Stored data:
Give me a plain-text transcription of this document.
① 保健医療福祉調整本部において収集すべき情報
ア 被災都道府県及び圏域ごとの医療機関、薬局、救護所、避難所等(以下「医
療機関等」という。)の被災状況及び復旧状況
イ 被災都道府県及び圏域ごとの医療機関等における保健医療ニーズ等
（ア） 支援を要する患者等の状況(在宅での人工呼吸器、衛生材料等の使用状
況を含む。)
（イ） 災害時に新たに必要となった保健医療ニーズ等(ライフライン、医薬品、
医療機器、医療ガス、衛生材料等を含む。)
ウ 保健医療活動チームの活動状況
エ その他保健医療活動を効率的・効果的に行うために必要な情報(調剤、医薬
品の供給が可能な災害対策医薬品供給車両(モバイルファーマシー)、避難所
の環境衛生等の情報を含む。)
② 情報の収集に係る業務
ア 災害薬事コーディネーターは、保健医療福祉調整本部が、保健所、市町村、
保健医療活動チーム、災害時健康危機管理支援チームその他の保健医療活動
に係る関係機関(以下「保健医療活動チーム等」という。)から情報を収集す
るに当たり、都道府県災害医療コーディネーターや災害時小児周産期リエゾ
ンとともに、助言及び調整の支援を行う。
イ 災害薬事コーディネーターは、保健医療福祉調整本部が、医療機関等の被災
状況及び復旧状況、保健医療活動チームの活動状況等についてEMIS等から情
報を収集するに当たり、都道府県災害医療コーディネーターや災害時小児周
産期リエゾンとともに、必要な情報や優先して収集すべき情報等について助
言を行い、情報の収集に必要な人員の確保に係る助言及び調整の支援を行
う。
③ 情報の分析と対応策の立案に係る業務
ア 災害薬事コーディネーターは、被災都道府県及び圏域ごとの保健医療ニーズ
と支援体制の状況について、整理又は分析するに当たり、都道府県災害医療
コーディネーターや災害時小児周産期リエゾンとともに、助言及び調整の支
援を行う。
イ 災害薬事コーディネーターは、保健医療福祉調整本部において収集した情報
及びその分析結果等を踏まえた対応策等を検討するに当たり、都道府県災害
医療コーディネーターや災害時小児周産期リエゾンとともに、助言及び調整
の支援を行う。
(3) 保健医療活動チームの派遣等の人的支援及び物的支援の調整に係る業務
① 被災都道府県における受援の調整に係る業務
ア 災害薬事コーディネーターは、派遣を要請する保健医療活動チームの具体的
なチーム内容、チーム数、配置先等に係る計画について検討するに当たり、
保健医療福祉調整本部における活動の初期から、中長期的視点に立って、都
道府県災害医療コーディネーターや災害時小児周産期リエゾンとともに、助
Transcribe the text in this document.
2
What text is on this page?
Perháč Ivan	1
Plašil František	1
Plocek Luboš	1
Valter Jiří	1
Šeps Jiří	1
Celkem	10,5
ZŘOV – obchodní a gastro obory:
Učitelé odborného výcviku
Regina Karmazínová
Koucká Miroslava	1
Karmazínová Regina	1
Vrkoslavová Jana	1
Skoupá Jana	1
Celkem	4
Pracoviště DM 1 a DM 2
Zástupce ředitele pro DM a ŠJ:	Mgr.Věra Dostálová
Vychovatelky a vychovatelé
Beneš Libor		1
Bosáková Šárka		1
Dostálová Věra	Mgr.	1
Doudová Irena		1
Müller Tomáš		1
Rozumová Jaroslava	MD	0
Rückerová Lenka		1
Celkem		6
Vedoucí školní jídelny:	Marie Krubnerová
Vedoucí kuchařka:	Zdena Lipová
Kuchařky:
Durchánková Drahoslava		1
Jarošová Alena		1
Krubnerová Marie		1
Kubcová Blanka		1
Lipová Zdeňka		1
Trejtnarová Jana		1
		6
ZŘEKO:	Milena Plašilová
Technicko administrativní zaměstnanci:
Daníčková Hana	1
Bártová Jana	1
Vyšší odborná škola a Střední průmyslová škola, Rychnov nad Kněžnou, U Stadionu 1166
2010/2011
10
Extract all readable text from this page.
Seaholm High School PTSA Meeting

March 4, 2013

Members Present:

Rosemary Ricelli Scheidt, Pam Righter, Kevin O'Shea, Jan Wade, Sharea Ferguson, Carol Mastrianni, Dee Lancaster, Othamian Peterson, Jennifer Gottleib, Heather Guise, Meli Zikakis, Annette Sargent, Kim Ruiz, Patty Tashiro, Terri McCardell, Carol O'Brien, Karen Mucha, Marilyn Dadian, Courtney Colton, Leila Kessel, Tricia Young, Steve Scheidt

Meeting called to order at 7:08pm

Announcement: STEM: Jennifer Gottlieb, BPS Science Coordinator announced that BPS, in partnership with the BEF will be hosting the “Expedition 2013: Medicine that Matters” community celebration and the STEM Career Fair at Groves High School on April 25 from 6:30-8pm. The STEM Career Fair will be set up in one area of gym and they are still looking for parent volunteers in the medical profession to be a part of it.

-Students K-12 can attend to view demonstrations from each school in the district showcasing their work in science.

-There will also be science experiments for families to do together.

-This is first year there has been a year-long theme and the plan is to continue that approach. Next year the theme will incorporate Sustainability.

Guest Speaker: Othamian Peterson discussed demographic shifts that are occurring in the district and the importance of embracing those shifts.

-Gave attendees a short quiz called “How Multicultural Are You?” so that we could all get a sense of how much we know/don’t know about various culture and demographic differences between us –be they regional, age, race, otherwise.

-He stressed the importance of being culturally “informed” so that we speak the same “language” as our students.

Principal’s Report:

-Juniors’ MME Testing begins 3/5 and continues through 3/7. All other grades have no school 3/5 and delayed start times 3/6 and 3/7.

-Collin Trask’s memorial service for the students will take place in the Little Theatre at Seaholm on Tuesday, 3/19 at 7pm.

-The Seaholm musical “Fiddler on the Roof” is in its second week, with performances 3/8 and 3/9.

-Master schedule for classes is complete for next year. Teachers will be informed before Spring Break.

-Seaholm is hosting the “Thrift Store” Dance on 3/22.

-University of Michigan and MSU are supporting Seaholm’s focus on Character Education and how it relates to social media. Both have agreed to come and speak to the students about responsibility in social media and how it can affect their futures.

• PROBLEM:
Search the records above for "district". Copy each line where it is found.

• SOLUTION BELOW:
-Students K-12 can attend to view demonstrations from each school in the district showcasing their work in science.
Guest Speaker: Othamian Peterson discussed demographic shifts that are occurring in the district and the importance of embracing those shifts.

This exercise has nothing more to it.